>> start SUPPLIED DATA

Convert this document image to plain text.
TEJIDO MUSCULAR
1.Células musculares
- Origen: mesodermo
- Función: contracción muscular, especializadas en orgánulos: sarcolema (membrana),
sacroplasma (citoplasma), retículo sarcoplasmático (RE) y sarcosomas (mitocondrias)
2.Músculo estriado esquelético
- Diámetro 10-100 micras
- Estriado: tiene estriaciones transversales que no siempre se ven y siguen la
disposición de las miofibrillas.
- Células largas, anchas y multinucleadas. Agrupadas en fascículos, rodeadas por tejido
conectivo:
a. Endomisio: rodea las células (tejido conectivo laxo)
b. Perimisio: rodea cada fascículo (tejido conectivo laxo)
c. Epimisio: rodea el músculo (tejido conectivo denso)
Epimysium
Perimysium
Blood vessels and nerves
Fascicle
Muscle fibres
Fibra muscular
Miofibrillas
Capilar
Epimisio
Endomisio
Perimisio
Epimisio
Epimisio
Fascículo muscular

>> end SUPPLIED DATA

EXERCISE GOAL
Transcribe the entire listing above precisely.

EXERCISE ANSWER
Convert this document image to plain text.
TEJIDO MUSCULAR
1.Células musculares
- Origen: mesodermo
- Función: contracción muscular, especializadas en orgánulos: sarcolema (membrana),
sacroplasma (citoplasma), retículo sarcoplasmático (RE) y sarcosomas (mitocondrias)
2.Músculo estriado esquelético
- Diámetro 10-100 micras
- Estriado: tiene estriaciones transversales que no siempre se ven y siguen la
disposición de las miofibrillas.
- Células largas, anchas y multinucleadas. Agrupadas en fascículos, rodeadas por tejido
conectivo:
a. Endomisio: rodea las células (tejido conectivo laxo)
b. Perimisio: rodea cada fascículo (tejido conectivo laxo)
c. Epimisio: rodea el músculo (tejido conectivo denso)
Epimysium
Perimysium
Blood vessels and nerves
Fascicle
Muscle fibres
Fibra muscular
Miofibrillas
Capilar
Epimisio
Endomisio
Perimisio
Epimisio
Epimisio
Fascículo muscular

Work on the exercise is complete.